■ What is expected ■
From the listing below, pull out the lines that hold "years".

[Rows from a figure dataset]

-*-*-

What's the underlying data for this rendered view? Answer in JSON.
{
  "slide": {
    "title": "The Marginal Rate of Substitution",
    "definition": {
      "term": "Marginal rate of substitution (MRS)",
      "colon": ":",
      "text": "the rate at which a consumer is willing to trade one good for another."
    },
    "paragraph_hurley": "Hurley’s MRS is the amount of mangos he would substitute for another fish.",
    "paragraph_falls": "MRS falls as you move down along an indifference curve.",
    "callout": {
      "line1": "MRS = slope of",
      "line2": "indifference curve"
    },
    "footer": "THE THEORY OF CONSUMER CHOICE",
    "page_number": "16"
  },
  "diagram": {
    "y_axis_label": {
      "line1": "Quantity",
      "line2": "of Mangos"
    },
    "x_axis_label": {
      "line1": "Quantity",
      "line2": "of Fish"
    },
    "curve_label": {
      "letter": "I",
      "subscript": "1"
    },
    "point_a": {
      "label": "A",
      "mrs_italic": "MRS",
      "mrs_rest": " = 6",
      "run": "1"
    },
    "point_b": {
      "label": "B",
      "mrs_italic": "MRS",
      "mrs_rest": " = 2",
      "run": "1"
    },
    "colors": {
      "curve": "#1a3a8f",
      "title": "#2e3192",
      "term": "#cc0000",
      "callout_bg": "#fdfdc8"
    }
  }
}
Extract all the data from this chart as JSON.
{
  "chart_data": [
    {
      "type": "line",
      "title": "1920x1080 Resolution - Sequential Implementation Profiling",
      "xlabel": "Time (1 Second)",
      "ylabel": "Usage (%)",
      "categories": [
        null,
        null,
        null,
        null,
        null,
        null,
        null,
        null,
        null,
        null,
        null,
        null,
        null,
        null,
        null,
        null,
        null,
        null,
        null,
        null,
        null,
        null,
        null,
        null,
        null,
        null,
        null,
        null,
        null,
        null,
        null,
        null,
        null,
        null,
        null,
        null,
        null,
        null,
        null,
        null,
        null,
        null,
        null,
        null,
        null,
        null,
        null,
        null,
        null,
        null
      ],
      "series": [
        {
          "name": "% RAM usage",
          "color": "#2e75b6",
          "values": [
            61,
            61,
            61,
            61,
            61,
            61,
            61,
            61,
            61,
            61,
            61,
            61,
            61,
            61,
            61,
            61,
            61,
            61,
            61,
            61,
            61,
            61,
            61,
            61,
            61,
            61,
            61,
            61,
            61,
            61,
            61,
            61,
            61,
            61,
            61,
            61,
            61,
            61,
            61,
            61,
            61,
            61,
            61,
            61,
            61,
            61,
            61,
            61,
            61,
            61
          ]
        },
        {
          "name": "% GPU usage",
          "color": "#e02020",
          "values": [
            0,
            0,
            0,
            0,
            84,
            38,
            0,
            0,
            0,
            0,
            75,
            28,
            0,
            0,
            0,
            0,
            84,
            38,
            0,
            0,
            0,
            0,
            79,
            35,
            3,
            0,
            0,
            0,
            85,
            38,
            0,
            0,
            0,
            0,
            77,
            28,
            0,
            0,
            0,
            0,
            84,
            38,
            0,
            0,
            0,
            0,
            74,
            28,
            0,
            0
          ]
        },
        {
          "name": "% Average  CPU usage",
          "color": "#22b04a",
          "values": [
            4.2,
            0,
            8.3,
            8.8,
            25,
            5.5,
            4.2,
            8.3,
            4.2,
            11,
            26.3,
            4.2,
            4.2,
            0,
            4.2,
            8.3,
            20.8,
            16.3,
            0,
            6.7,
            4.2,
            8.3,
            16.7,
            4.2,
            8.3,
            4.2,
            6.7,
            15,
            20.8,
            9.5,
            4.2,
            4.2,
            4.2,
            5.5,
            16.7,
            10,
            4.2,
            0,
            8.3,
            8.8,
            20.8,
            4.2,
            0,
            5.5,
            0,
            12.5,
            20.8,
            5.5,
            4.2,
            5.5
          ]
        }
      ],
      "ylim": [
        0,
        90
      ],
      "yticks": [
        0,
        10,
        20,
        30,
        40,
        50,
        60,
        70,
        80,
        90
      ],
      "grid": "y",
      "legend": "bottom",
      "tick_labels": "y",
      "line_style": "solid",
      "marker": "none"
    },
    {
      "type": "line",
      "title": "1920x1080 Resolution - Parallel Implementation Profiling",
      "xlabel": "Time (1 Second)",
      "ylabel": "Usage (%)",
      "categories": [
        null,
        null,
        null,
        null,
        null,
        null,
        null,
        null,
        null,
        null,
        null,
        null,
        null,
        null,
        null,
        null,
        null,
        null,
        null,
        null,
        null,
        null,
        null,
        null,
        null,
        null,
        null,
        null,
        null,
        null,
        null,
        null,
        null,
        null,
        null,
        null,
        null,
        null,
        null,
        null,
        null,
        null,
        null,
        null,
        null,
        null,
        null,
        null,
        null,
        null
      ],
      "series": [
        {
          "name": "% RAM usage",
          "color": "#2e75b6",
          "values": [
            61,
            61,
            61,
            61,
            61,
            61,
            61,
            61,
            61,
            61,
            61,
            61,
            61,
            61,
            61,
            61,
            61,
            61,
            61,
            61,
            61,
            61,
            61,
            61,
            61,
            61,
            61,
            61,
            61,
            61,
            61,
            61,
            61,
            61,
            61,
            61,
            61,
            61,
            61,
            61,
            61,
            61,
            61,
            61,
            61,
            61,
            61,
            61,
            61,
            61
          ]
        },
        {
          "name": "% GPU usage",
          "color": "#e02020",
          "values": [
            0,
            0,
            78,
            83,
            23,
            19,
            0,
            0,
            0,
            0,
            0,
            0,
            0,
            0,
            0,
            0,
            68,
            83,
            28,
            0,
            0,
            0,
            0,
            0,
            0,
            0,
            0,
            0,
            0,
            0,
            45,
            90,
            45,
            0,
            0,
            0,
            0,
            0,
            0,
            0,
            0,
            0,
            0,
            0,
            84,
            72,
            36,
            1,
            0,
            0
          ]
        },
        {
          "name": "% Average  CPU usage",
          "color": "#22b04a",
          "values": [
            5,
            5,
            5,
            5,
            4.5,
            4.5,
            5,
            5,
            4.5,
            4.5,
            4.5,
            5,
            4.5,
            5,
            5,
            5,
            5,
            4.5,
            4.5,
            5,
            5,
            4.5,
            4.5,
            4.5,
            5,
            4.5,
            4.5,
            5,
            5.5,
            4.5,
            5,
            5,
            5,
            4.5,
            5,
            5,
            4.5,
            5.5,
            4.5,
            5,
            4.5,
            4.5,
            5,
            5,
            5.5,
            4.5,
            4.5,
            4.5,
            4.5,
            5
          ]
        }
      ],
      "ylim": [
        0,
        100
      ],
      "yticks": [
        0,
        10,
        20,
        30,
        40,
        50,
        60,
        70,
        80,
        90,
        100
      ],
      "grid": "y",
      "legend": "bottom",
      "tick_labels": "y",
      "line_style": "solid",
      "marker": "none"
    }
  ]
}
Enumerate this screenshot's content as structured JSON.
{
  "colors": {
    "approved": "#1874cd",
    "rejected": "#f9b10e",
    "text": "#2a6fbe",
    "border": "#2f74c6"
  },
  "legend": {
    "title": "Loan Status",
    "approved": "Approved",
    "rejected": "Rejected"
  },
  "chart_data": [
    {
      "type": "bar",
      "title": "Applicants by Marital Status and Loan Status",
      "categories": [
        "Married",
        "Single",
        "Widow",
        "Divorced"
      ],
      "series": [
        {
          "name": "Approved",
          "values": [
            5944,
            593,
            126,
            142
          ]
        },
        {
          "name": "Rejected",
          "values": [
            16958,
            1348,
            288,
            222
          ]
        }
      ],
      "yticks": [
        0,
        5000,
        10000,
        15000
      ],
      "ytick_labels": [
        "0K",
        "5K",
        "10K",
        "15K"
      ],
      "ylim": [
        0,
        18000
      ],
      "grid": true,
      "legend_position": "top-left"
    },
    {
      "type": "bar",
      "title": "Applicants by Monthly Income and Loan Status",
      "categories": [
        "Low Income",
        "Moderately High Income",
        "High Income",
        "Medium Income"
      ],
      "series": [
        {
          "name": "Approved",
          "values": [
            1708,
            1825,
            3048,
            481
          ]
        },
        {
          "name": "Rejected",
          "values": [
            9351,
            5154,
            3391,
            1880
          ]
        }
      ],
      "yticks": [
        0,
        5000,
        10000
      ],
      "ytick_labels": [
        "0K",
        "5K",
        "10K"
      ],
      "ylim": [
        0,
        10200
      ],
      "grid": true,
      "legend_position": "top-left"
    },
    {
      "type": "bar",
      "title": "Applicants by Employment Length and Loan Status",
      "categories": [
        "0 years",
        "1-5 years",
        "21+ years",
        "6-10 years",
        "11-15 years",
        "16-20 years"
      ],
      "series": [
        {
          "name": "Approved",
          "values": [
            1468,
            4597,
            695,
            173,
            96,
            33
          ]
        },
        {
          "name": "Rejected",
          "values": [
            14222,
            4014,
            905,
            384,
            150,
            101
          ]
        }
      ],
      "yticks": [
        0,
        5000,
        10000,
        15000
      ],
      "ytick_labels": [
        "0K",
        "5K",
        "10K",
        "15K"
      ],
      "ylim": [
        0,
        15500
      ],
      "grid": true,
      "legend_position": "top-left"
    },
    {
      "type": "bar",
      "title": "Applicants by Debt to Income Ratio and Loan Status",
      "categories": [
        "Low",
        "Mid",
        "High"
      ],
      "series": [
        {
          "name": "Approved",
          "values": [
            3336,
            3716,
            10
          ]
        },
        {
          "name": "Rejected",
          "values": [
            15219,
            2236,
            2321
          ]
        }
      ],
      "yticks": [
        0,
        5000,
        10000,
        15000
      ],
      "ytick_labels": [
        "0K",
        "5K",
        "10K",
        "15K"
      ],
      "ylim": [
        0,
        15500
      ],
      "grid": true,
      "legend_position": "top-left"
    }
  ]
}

-*-*-

■ Answer to this problem ■
        "0 years",
        "1-5 years",
        "21+ years",
        "6-10 years",
        "11-15 years",
        "16-20 years"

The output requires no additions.